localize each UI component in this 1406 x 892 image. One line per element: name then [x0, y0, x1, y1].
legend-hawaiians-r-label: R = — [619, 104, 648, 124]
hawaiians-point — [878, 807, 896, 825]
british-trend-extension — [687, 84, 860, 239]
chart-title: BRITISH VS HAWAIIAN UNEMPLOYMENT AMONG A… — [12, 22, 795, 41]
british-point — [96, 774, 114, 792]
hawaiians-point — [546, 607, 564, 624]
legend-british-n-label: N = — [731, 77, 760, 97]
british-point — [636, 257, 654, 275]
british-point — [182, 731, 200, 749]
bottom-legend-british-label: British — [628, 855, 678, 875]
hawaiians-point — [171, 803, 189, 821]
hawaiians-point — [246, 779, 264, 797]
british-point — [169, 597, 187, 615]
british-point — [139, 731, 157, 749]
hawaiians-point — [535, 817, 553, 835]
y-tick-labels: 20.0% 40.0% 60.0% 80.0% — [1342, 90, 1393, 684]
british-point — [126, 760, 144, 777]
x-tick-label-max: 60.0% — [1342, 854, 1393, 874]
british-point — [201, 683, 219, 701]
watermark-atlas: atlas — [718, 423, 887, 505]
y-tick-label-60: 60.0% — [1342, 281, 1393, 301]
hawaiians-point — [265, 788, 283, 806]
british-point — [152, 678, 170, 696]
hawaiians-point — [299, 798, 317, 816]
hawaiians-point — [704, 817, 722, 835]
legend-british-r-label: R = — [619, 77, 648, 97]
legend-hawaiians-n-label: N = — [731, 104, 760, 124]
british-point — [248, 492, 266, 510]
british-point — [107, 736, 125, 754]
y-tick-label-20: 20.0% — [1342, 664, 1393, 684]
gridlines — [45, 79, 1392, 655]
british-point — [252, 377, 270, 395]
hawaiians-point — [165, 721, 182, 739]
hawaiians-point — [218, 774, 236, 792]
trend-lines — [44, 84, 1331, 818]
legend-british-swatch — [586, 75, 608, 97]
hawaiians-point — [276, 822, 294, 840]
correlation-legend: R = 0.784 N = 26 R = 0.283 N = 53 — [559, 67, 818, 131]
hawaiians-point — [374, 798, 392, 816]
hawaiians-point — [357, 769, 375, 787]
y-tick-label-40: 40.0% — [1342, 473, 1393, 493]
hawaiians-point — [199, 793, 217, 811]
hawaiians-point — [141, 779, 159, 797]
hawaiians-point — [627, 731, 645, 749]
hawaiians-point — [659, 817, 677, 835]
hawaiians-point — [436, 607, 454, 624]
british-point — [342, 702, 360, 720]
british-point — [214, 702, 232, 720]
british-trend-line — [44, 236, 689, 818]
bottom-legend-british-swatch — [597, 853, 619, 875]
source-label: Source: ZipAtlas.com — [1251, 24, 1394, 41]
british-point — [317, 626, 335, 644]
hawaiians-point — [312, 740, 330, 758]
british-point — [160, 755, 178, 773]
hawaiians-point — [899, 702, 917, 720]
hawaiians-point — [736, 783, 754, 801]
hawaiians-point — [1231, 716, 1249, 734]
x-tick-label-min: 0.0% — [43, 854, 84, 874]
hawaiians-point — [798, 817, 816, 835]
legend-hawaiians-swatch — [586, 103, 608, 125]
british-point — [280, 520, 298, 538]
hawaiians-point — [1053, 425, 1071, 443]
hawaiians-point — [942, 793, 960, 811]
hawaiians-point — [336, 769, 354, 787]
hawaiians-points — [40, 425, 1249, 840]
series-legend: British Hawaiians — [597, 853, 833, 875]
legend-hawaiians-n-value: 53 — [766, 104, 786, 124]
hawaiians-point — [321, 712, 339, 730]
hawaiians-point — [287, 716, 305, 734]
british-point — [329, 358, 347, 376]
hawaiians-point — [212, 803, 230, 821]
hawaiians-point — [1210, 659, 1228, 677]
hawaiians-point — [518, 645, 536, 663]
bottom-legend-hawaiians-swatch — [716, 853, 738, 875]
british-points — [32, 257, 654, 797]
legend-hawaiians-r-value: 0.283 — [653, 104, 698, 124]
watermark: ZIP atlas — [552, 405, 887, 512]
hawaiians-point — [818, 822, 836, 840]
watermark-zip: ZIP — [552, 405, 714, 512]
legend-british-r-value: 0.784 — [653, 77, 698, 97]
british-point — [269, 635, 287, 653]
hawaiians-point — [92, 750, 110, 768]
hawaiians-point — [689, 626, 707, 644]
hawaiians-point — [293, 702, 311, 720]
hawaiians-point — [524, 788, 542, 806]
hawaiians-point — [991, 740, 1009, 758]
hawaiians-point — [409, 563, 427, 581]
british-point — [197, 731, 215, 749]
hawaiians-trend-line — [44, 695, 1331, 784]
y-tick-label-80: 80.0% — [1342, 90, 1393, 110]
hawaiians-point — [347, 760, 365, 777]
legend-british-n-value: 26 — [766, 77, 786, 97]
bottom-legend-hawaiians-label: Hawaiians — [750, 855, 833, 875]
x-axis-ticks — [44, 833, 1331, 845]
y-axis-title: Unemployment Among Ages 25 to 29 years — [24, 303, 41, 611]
* * * * * * *
• Exercise directions:
Retype all of the rows above line for line, with no changes.

• Solution below:
localize each UI component in this 1406 x 892 image. One line per element: name then [x0, y0, x1, y1].
legend-hawaiians-r-label: R = — [619, 104, 648, 124]
hawaiians-point — [878, 807, 896, 825]
british-trend-extension — [687, 84, 860, 239]
chart-title: BRITISH VS HAWAIIAN UNEMPLOYMENT AMONG A… — [12, 22, 795, 41]
british-point — [96, 774, 114, 792]
hawaiians-point — [546, 607, 564, 624]
legend-british-n-label: N = — [731, 77, 760, 97]
british-point — [636, 257, 654, 275]
british-point — [182, 731, 200, 749]
bottom-legend-british-label: British — [628, 855, 678, 875]
hawaiians-point — [171, 803, 189, 821]
hawaiians-point — [246, 779, 264, 797]
british-point — [169, 597, 187, 615]
british-point — [139, 731, 157, 749]
hawaiians-point — [535, 817, 553, 835]
y-tick-labels: 20.0% 40.0% 60.0% 80.0% — [1342, 90, 1393, 684]
british-point — [126, 760, 144, 777]
x-tick-label-max: 60.0% — [1342, 854, 1393, 874]
british-point — [201, 683, 219, 701]
watermark-atlas: atlas — [718, 423, 887, 505]
y-tick-label-60: 60.0% — [1342, 281, 1393, 301]
hawaiians-point — [265, 788, 283, 806]
british-point — [152, 678, 170, 696]
hawaiians-point — [299, 798, 317, 816]
hawaiians-point — [704, 817, 722, 835]
legend-british-r-label: R = — [619, 77, 648, 97]
legend-hawaiians-n-label: N = — [731, 104, 760, 124]
british-point — [248, 492, 266, 510]
british-point — [107, 736, 125, 754]
y-tick-label-20: 20.0% — [1342, 664, 1393, 684]
gridlines — [45, 79, 1392, 655]
british-point — [252, 377, 270, 395]
hawaiians-point — [165, 721, 182, 739]
hawaiians-point — [218, 774, 236, 792]
trend-lines — [44, 84, 1331, 818]
legend-british-swatch — [586, 75, 608, 97]
hawaiians-point — [276, 822, 294, 840]
correlation-legend: R = 0.784 N = 26 R = 0.283 N = 53 — [559, 67, 818, 131]
hawaiians-point — [374, 798, 392, 816]
hawaiians-point — [357, 769, 375, 787]
y-tick-label-40: 40.0% — [1342, 473, 1393, 493]
hawaiians-point — [199, 793, 217, 811]
hawaiians-point — [141, 779, 159, 797]
hawaiians-point — [627, 731, 645, 749]
hawaiians-point — [659, 817, 677, 835]
hawaiians-point — [436, 607, 454, 624]
british-point — [342, 702, 360, 720]
british-point — [214, 702, 232, 720]
british-trend-line — [44, 236, 689, 818]
bottom-legend-british-swatch — [597, 853, 619, 875]
source-label: Source: ZipAtlas.com — [1251, 24, 1394, 41]
british-point — [317, 626, 335, 644]
hawaiians-point — [312, 740, 330, 758]
british-point — [160, 755, 178, 773]
hawaiians-point — [899, 702, 917, 720]
hawaiians-point — [736, 783, 754, 801]
hawaiians-point — [1231, 716, 1249, 734]
x-tick-label-min: 0.0% — [43, 854, 84, 874]
hawaiians-point — [798, 817, 816, 835]
legend-hawaiians-swatch — [586, 103, 608, 125]
british-point — [280, 520, 298, 538]
hawaiians-point — [1053, 425, 1071, 443]
hawaiians-point — [942, 793, 960, 811]
hawaiians-point — [336, 769, 354, 787]
hawaiians-points — [40, 425, 1249, 840]
series-legend: British Hawaiians — [597, 853, 833, 875]
legend-hawaiians-n-value: 53 — [766, 104, 786, 124]
hawaiians-point — [321, 712, 339, 730]
hawaiians-point — [287, 716, 305, 734]
british-point — [329, 358, 347, 376]
hawaiians-point — [212, 803, 230, 821]
hawaiians-point — [1210, 659, 1228, 677]
hawaiians-point — [518, 645, 536, 663]
bottom-legend-hawaiians-swatch — [716, 853, 738, 875]
british-points — [32, 257, 654, 797]
legend-hawaiians-r-value: 0.283 — [653, 104, 698, 124]
watermark: ZIP atlas — [552, 405, 887, 512]
hawaiians-point — [818, 822, 836, 840]
watermark-zip: ZIP — [552, 405, 714, 512]
legend-british-r-value: 0.784 — [653, 77, 698, 97]
british-point — [269, 635, 287, 653]
hawaiians-point — [92, 750, 110, 768]
hawaiians-point — [689, 626, 707, 644]
hawaiians-point — [293, 702, 311, 720]
hawaiians-point — [524, 788, 542, 806]
hawaiians-point — [991, 740, 1009, 758]
hawaiians-point — [409, 563, 427, 581]
british-point — [197, 731, 215, 749]
hawaiians-trend-line — [44, 695, 1331, 784]
y-tick-label-80: 80.0% — [1342, 90, 1393, 110]
hawaiians-point — [347, 760, 365, 777]
legend-british-n-value: 26 — [766, 77, 786, 97]
bottom-legend-hawaiians-label: Hawaiians — [750, 855, 833, 875]
x-axis-ticks — [44, 833, 1331, 845]
y-axis-title: Unemployment Among Ages 25 to 29 years — [24, 303, 41, 611]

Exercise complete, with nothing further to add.